__The request__. Give all of the lines again exactly as they read.

[Items listed in a dataset]
## Begin

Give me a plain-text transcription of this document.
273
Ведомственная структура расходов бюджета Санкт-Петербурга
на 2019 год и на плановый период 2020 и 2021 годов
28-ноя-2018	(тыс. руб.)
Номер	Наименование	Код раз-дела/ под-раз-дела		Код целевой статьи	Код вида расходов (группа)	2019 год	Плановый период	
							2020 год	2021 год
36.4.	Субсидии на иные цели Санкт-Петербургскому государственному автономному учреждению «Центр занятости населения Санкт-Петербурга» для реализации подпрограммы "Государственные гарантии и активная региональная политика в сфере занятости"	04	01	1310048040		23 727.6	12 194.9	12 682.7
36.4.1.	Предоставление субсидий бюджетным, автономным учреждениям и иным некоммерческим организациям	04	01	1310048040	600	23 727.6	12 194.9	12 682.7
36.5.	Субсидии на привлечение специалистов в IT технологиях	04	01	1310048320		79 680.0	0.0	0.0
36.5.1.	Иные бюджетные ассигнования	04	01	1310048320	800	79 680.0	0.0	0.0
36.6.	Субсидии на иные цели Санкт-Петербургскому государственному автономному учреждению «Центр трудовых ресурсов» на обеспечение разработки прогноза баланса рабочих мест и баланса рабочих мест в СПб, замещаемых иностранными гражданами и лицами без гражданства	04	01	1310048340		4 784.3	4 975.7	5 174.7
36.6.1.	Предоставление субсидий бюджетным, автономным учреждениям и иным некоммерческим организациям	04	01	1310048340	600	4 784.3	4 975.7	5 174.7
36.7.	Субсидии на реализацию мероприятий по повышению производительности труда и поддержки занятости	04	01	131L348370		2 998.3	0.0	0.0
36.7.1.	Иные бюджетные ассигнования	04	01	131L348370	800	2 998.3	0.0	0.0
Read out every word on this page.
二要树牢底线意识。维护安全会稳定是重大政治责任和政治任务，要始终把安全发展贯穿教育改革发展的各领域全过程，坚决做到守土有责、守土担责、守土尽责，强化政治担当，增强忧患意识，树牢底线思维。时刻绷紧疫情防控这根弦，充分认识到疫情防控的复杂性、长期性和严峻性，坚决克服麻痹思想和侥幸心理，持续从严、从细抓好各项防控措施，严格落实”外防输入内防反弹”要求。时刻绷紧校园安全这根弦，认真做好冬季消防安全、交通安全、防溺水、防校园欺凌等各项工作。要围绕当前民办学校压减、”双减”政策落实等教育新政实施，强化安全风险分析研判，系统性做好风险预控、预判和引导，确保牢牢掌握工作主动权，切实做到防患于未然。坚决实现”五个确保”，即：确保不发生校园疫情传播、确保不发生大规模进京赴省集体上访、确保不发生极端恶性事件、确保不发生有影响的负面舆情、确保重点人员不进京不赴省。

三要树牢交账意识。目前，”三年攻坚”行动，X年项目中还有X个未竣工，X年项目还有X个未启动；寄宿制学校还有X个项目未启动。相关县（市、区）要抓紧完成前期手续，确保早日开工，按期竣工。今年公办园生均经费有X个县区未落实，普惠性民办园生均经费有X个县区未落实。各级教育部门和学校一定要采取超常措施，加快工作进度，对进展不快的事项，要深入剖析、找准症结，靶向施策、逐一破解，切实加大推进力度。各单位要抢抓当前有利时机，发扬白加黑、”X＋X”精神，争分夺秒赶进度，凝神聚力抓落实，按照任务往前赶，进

## End

__Reply to the task__.
Give me a plain-text transcription of this document.
273
Ведомственная структура расходов бюджета Санкт-Петербурга
на 2019 год и на плановый период 2020 и 2021 годов
28-ноя-2018	(тыс. руб.)
Номер	Наименование	Код раз-дела/ под-раз-дела		Код целевой статьи	Код вида расходов (группа)	2019 год	Плановый период	
							2020 год	2021 год
36.4.	Субсидии на иные цели Санкт-Петербургскому государственному автономному учреждению «Центр занятости населения Санкт-Петербурга» для реализации подпрограммы "Государственные гарантии и активная региональная политика в сфере занятости"	04	01	1310048040		23 727.6	12 194.9	12 682.7
36.4.1.	Предоставление субсидий бюджетным, автономным учреждениям и иным некоммерческим организациям	04	01	1310048040	600	23 727.6	12 194.9	12 682.7
36.5.	Субсидии на привлечение специалистов в IT технологиях	04	01	1310048320		79 680.0	0.0	0.0
36.5.1.	Иные бюджетные ассигнования	04	01	1310048320	800	79 680.0	0.0	0.0
36.6.	Субсидии на иные цели Санкт-Петербургскому государственному автономному учреждению «Центр трудовых ресурсов» на обеспечение разработки прогноза баланса рабочих мест и баланса рабочих мест в СПб, замещаемых иностранными гражданами и лицами без гражданства	04	01	1310048340		4 784.3	4 975.7	5 174.7
36.6.1.	Предоставление субсидий бюджетным, автономным учреждениям и иным некоммерческим организациям	04	01	1310048340	600	4 784.3	4 975.7	5 174.7
36.7.	Субсидии на реализацию мероприятий по повышению производительности труда и поддержки занятости	04	01	131L348370		2 998.3	0.0	0.0
36.7.1.	Иные бюджетные ассигнования	04	01	131L348370	800	2 998.3	0.0	0.0
Read out every word on this page.
二要树牢底线意识。维护安全会稳定是重大政治责任和政治任务，要始终把安全发展贯穿教育改革发展的各领域全过程，坚决做到守土有责、守土担责、守土尽责，强化政治担当，增强忧患意识，树牢底线思维。时刻绷紧疫情防控这根弦，充分认识到疫情防控的复杂性、长期性和严峻性，坚决克服麻痹思想和侥幸心理，持续从严、从细抓好各项防控措施，严格落实”外防输入内防反弹”要求。时刻绷紧校园安全这根弦，认真做好冬季消防安全、交通安全、防溺水、防校园欺凌等各项工作。要围绕当前民办学校压减、”双减”政策落实等教育新政实施，强化安全风险分析研判，系统性做好风险预控、预判和引导，确保牢牢掌握工作主动权，切实做到防患于未然。坚决实现”五个确保”，即：确保不发生校园疫情传播、确保不发生大规模进京赴省集体上访、确保不发生极端恶性事件、确保不发生有影响的负面舆情、确保重点人员不进京不赴省。

三要树牢交账意识。目前，”三年攻坚”行动，X年项目中还有X个未竣工，X年项目还有X个未启动；寄宿制学校还有X个项目未启动。相关县（市、区）要抓紧完成前期手续，确保早日开工，按期竣工。今年公办园生均经费有X个县区未落实，普惠性民办园生均经费有X个县区未落实。各级教育部门和学校一定要采取超常措施，加快工作进度，对进展不快的事项，要深入剖析、找准症结，靶向施策、逐一破解，切实加大推进力度。各单位要抢抓当前有利时机，发扬白加黑、”X＋X”精神，争分夺秒赶进度，凝神聚力抓落实，按照任务往前赶，进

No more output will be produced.